AVAILABLE RECORDS ▸

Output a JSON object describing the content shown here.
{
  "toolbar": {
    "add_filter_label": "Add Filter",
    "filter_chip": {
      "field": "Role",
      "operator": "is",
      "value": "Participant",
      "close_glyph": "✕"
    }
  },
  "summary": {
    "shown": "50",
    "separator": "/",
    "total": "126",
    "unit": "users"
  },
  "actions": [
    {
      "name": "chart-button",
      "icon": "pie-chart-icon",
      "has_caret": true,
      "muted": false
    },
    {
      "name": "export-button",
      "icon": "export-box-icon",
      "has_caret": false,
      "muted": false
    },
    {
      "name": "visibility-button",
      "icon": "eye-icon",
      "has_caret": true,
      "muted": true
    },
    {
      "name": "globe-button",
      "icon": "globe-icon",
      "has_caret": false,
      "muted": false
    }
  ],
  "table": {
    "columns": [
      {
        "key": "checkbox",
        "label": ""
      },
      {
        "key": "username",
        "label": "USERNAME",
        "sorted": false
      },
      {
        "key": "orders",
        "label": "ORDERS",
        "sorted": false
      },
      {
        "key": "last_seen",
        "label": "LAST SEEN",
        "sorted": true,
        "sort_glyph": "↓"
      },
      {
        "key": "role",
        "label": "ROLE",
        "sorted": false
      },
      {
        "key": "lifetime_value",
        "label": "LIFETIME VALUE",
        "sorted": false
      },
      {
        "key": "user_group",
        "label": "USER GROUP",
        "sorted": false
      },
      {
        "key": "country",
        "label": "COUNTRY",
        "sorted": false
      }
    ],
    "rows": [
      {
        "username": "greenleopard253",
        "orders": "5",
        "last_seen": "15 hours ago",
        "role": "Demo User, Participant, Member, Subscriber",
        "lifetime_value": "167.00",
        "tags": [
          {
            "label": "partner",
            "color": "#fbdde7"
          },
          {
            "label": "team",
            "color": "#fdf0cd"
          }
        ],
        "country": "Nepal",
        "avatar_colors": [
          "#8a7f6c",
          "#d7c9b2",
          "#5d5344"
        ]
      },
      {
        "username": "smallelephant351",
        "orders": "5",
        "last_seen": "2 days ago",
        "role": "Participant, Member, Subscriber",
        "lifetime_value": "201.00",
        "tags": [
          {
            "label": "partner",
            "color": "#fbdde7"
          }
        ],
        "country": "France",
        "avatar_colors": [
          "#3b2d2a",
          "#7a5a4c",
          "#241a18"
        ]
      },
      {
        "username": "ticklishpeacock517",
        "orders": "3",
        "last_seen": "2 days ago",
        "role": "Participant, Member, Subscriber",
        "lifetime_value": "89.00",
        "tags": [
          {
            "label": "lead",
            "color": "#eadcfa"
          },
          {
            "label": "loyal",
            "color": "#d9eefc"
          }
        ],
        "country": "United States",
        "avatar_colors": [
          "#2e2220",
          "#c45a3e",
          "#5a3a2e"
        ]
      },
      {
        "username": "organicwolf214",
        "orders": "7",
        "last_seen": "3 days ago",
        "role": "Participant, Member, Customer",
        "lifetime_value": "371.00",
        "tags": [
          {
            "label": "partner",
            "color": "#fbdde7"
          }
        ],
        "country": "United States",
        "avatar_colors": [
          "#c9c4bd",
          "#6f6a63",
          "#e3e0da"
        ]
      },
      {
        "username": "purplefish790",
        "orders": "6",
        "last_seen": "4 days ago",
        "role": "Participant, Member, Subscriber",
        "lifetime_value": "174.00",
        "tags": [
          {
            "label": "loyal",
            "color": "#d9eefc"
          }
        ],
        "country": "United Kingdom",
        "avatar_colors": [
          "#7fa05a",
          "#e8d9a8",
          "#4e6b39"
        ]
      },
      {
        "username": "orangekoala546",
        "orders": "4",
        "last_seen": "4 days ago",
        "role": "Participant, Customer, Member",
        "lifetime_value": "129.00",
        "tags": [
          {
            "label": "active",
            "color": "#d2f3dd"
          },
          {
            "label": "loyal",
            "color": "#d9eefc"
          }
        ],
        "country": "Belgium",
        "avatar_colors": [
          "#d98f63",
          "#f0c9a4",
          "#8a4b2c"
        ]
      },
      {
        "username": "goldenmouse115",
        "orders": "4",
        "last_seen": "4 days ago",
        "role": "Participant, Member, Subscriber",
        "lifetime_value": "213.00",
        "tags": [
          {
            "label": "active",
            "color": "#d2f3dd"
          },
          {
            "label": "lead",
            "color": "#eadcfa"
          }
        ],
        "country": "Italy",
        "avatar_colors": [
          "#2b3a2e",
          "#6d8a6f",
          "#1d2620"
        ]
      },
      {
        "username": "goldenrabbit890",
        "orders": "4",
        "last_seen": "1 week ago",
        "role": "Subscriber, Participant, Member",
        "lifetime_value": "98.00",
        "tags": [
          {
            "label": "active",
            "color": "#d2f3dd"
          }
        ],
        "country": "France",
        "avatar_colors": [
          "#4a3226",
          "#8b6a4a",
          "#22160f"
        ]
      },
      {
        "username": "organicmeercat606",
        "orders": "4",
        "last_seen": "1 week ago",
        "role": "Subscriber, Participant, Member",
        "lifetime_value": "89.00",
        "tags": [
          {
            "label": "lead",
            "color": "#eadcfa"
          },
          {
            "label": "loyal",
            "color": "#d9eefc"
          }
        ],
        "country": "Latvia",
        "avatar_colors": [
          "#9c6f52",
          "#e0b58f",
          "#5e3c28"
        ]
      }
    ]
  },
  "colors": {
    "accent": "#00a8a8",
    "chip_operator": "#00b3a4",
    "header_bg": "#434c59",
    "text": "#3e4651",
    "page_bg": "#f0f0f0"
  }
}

WRITTEN INSTRUCTION ▸ Write out each line of the data above again, exactly as given.

EXERCISE OUTPUT ▸
Output a JSON object describing the content shown here.
{
  "toolbar": {
    "add_filter_label": "Add Filter",
    "filter_chip": {
      "field": "Role",
      "operator": "is",
      "value": "Participant",
      "close_glyph": "✕"
    }
  },
  "summary": {
    "shown": "50",
    "separator": "/",
    "total": "126",
    "unit": "users"
  },
  "actions": [
    {
      "name": "chart-button",
      "icon": "pie-chart-icon",
      "has_caret": true,
      "muted": false
    },
    {
      "name": "export-button",
      "icon": "export-box-icon",
      "has_caret": false,
      "muted": false
    },
    {
      "name": "visibility-button",
      "icon": "eye-icon",
      "has_caret": true,
      "muted": true
    },
    {
      "name": "globe-button",
      "icon": "globe-icon",
      "has_caret": false,
      "muted": false
    }
  ],
  "table": {
    "columns": [
      {
        "key": "checkbox",
        "label": ""
      },
      {
        "key": "username",
        "label": "USERNAME",
        "sorted": false
      },
      {
        "key": "orders",
        "label": "ORDERS",
        "sorted": false
      },
      {
        "key": "last_seen",
        "label": "LAST SEEN",
        "sorted": true,
        "sort_glyph": "↓"
      },
      {
        "key": "role",
        "label": "ROLE",
        "sorted": false
      },
      {
        "key": "lifetime_value",
        "label": "LIFETIME VALUE",
        "sorted": false
      },
      {
        "key": "user_group",
        "label": "USER GROUP",
        "sorted": false
      },
      {
        "key": "country",
        "label": "COUNTRY",
        "sorted": false
      }
    ],
    "rows": [
      {
        "username": "greenleopard253",
        "orders": "5",
        "last_seen": "15 hours ago",
        "role": "Demo User, Participant, Member, Subscriber",
        "lifetime_value": "167.00",
        "tags": [
          {
            "label": "partner",
            "color": "#fbdde7"
          },
          {
            "label": "team",
            "color": "#fdf0cd"
          }
        ],
        "country": "Nepal",
        "avatar_colors": [
          "#8a7f6c",
          "#d7c9b2",
          "#5d5344"
        ]
      },
      {
        "username": "smallelephant351",
        "orders": "5",
        "last_seen": "2 days ago",
        "role": "Participant, Member, Subscriber",
        "lifetime_value": "201.00",
        "tags": [
          {
            "label": "partner",
            "color": "#fbdde7"
          }
        ],
        "country": "France",
        "avatar_colors": [
          "#3b2d2a",
          "#7a5a4c",
          "#241a18"
        ]
      },
      {
        "username": "ticklishpeacock517",
        "orders": "3",
        "last_seen": "2 days ago",
        "role": "Participant, Member, Subscriber",
        "lifetime_value": "89.00",
        "tags": [
          {
            "label": "lead",
            "color": "#eadcfa"
          },
          {
            "label": "loyal",
            "color": "#d9eefc"
          }
        ],
        "country": "United States",
        "avatar_colors": [
          "#2e2220",
          "#c45a3e",
          "#5a3a2e"
        ]
      },
      {
        "username": "organicwolf214",
        "orders": "7",
        "last_seen": "3 days ago",
        "role": "Participant, Member, Customer",
        "lifetime_value": "371.00",
        "tags": [
          {
            "label": "partner",
            "color": "#fbdde7"
          }
        ],
        "country": "United States",
        "avatar_colors": [
          "#c9c4bd",
          "#6f6a63",
          "#e3e0da"
        ]
      },
      {
        "username": "purplefish790",
        "orders": "6",
        "last_seen": "4 days ago",
        "role": "Participant, Member, Subscriber",
        "lifetime_value": "174.00",
        "tags": [
          {
            "label": "loyal",
            "color": "#d9eefc"
          }
        ],
        "country": "United Kingdom",
        "avatar_colors": [
          "#7fa05a",
          "#e8d9a8",
          "#4e6b39"
        ]
      },
      {
        "username": "orangekoala546",
        "orders": "4",
        "last_seen": "4 days ago",
        "role": "Participant, Customer, Member",
        "lifetime_value": "129.00",
        "tags": [
          {
            "label": "active",
            "color": "#d2f3dd"
          },
          {
            "label": "loyal",
            "color": "#d9eefc"
          }
        ],
        "country": "Belgium",
        "avatar_colors": [
          "#d98f63",
          "#f0c9a4",
          "#8a4b2c"
        ]
      },
      {
        "username": "goldenmouse115",
        "orders": "4",
        "last_seen": "4 days ago",
        "role": "Participant, Member, Subscriber",
        "lifetime_value": "213.00",
        "tags": [
          {
            "label": "active",
            "color": "#d2f3dd"
          },
          {
            "label": "lead",
            "color": "#eadcfa"
          }
        ],
        "country": "Italy",
        "avatar_colors": [
          "#2b3a2e",
          "#6d8a6f",
          "#1d2620"
        ]
      },
      {
        "username": "goldenrabbit890",
        "orders": "4",
        "last_seen": "1 week ago",
        "role": "Subscriber, Participant, Member",
        "lifetime_value": "98.00",
        "tags": [
          {
            "label": "active",
            "color": "#d2f3dd"
          }
        ],
        "country": "France",
        "avatar_colors": [
          "#4a3226",
          "#8b6a4a",
          "#22160f"
        ]
      },
      {
        "username": "organicmeercat606",
        "orders": "4",
        "last_seen": "1 week ago",
        "role": "Subscriber, Participant, Member",
        "lifetime_value": "89.00",
        "tags": [
          {
            "label": "lead",
            "color": "#eadcfa"
          },
          {
            "label": "loyal",
            "color": "#d9eefc"
          }
        ],
        "country": "Latvia",
        "avatar_colors": [
          "#9c6f52",
          "#e0b58f",
          "#5e3c28"
        ]
      }
    ]
  },
  "colors": {
    "accent": "#00a8a8",
    "chip_operator": "#00b3a4",
    "header_bg": "#434c59",
    "text": "#3e4651",
    "page_bg": "#f0f0f0"
  }
}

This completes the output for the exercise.